- **Short exercise**
Your task is to reproduce the material exactly.

- **Data records**
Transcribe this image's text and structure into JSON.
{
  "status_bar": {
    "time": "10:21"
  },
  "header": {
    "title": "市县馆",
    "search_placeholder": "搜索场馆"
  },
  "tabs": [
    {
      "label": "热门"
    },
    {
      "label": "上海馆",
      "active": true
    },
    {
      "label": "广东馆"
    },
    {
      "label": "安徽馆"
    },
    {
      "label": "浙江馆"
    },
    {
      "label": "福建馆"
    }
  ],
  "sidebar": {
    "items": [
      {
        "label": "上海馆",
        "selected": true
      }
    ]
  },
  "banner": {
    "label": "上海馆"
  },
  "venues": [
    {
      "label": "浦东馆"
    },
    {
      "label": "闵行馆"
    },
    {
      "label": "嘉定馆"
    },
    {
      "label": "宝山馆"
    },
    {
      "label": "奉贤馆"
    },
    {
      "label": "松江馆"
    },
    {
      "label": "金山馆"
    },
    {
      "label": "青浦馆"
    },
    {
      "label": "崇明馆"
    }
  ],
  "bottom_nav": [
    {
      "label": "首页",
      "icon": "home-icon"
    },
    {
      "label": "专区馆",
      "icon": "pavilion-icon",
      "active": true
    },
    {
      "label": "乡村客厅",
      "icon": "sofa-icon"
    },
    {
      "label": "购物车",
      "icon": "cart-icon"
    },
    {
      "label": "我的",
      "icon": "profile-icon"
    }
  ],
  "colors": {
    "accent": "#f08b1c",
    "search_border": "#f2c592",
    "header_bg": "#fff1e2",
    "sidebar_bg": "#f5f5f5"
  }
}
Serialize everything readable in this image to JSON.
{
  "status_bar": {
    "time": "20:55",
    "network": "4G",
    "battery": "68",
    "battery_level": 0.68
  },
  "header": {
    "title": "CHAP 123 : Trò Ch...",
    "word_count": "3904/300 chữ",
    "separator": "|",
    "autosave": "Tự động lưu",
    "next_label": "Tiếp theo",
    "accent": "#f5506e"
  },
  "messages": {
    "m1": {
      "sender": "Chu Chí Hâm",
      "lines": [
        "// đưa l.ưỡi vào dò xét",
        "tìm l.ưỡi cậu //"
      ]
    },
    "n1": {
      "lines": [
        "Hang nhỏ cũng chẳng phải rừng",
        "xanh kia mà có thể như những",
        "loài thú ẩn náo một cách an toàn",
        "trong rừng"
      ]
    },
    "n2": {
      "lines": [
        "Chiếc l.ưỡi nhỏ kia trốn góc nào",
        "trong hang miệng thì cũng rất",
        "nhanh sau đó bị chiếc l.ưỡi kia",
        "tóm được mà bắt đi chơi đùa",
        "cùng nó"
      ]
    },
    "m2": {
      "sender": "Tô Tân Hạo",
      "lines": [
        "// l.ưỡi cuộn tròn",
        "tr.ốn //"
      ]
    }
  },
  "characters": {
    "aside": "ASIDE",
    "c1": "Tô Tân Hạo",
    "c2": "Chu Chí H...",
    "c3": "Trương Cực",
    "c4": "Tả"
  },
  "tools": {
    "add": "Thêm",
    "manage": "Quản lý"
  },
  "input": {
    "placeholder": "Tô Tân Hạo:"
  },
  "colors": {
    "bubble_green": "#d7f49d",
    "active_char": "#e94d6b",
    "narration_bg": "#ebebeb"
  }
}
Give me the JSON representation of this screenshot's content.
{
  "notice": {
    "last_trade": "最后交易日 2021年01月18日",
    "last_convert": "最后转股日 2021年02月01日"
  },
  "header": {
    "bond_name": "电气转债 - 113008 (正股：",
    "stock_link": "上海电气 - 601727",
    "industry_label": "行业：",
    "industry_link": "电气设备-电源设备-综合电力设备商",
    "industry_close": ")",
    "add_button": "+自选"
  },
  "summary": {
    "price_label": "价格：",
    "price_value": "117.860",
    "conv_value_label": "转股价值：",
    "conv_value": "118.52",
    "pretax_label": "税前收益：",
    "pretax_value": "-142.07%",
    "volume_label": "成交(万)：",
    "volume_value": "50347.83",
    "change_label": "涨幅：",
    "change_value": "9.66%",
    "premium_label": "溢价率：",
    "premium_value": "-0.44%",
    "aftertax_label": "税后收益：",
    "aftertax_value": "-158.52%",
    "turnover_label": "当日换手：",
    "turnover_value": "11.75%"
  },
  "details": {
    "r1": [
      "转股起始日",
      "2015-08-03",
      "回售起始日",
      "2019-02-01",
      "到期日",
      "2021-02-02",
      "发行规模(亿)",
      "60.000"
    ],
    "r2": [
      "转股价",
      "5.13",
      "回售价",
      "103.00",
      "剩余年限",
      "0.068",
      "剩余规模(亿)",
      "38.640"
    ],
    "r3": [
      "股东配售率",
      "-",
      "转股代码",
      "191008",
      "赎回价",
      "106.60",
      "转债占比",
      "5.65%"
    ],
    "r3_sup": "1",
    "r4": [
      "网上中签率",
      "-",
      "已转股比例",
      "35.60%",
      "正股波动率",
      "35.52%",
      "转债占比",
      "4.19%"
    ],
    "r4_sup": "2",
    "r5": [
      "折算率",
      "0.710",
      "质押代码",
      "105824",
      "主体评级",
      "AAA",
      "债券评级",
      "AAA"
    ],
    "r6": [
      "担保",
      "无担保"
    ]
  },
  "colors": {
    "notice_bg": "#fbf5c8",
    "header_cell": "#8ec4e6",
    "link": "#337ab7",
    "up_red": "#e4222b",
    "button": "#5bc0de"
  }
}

- **Response**
Transcribe this image's text and structure into JSON.
{
  "status_bar": {
    "time": "10:21"
  },
  "header": {
    "title": "市县馆",
    "search_placeholder": "搜索场馆"
  },
  "tabs": [
    {
      "label": "热门"
    },
    {
      "label": "上海馆",
      "active": true
    },
    {
      "label": "广东馆"
    },
    {
      "label": "安徽馆"
    },
    {
      "label": "浙江馆"
    },
    {
      "label": "福建馆"
    }
  ],
  "sidebar": {
    "items": [
      {
        "label": "上海馆",
        "selected": true
      }
    ]
  },
  "banner": {
    "label": "上海馆"
  },
  "venues": [
    {
      "label": "浦东馆"
    },
    {
      "label": "闵行馆"
    },
    {
      "label": "嘉定馆"
    },
    {
      "label": "宝山馆"
    },
    {
      "label": "奉贤馆"
    },
    {
      "label": "松江馆"
    },
    {
      "label": "金山馆"
    },
    {
      "label": "青浦馆"
    },
    {
      "label": "崇明馆"
    }
  ],
  "bottom_nav": [
    {
      "label": "首页",
      "icon": "home-icon"
    },
    {
      "label": "专区馆",
      "icon": "pavilion-icon",
      "active": true
    },
    {
      "label": "乡村客厅",
      "icon": "sofa-icon"
    },
    {
      "label": "购物车",
      "icon": "cart-icon"
    },
    {
      "label": "我的",
      "icon": "profile-icon"
    }
  ],
  "colors": {
    "accent": "#f08b1c",
    "search_border": "#f2c592",
    "header_bg": "#fff1e2",
    "sidebar_bg": "#f5f5f5"
  }
}
Serialize everything readable in this image to JSON.
{
  "status_bar": {
    "time": "20:55",
    "network": "4G",
    "battery": "68",
    "battery_level": 0.68
  },
  "header": {
    "title": "CHAP 123 : Trò Ch...",
    "word_count": "3904/300 chữ",
    "separator": "|",
    "autosave": "Tự động lưu",
    "next_label": "Tiếp theo",
    "accent": "#f5506e"
  },
  "messages": {
    "m1": {
      "sender": "Chu Chí Hâm",
      "lines": [
        "// đưa l.ưỡi vào dò xét",
        "tìm l.ưỡi cậu //"
      ]
    },
    "n1": {
      "lines": [
        "Hang nhỏ cũng chẳng phải rừng",
        "xanh kia mà có thể như những",
        "loài thú ẩn náo một cách an toàn",
        "trong rừng"
      ]
    },
    "n2": {
      "lines": [
        "Chiếc l.ưỡi nhỏ kia trốn góc nào",
        "trong hang miệng thì cũng rất",
        "nhanh sau đó bị chiếc l.ưỡi kia",
        "tóm được mà bắt đi chơi đùa",
        "cùng nó"
      ]
    },
    "m2": {
      "sender": "Tô Tân Hạo",
      "lines": [
        "// l.ưỡi cuộn tròn",
        "tr.ốn //"
      ]
    }
  },
  "characters": {
    "aside": "ASIDE",
    "c1": "Tô Tân Hạo",
    "c2": "Chu Chí H...",
    "c3": "Trương Cực",
    "c4": "Tả"
  },
  "tools": {
    "add": "Thêm",
    "manage": "Quản lý"
  },
  "input": {
    "placeholder": "Tô Tân Hạo:"
  },
  "colors": {
    "bubble_green": "#d7f49d",
    "active_char": "#e94d6b",
    "narration_bg": "#ebebeb"
  }
}
Give me the JSON representation of this screenshot's content.
{
  "notice": {
    "last_trade": "最后交易日 2021年01月18日",
    "last_convert": "最后转股日 2021年02月01日"
  },
  "header": {
    "bond_name": "电气转债 - 113008 (正股：",
    "stock_link": "上海电气 - 601727",
    "industry_label": "行业：",
    "industry_link": "电气设备-电源设备-综合电力设备商",
    "industry_close": ")",
    "add_button": "+自选"
  },
  "summary": {
    "price_label": "价格：",
    "price_value": "117.860",
    "conv_value_label": "转股价值：",
    "conv_value": "118.52",
    "pretax_label": "税前收益：",
    "pretax_value": "-142.07%",
    "volume_label": "成交(万)：",
    "volume_value": "50347.83",
    "change_label": "涨幅：",
    "change_value": "9.66%",
    "premium_label": "溢价率：",
    "premium_value": "-0.44%",
    "aftertax_label": "税后收益：",
    "aftertax_value": "-158.52%",
    "turnover_label": "当日换手：",
    "turnover_value": "11.75%"
  },
  "details": {
    "r1": [
      "转股起始日",
      "2015-08-03",
      "回售起始日",
      "2019-02-01",
      "到期日",
      "2021-02-02",
      "发行规模(亿)",
      "60.000"
    ],
    "r2": [
      "转股价",
      "5.13",
      "回售价",
      "103.00",
      "剩余年限",
      "0.068",
      "剩余规模(亿)",
      "38.640"
    ],
    "r3": [
      "股东配售率",
      "-",
      "转股代码",
      "191008",
      "赎回价",
      "106.60",
      "转债占比",
      "5.65%"
    ],
    "r3_sup": "1",
    "r4": [
      "网上中签率",
      "-",
      "已转股比例",
      "35.60%",
      "正股波动率",
      "35.52%",
      "转债占比",
      "4.19%"
    ],
    "r4_sup": "2",
    "r5": [
      "折算率",
      "0.710",
      "质押代码",
      "105824",
      "主体评级",
      "AAA",
      "债券评级",
      "AAA"
    ],
    "r6": [
      "担保",
      "无担保"
    ]
  },
  "colors": {
    "notice_bg": "#fbf5c8",
    "header_cell": "#8ec4e6",
    "link": "#337ab7",
    "up_red": "#e4222b",
    "button": "#5bc0de"
  }
}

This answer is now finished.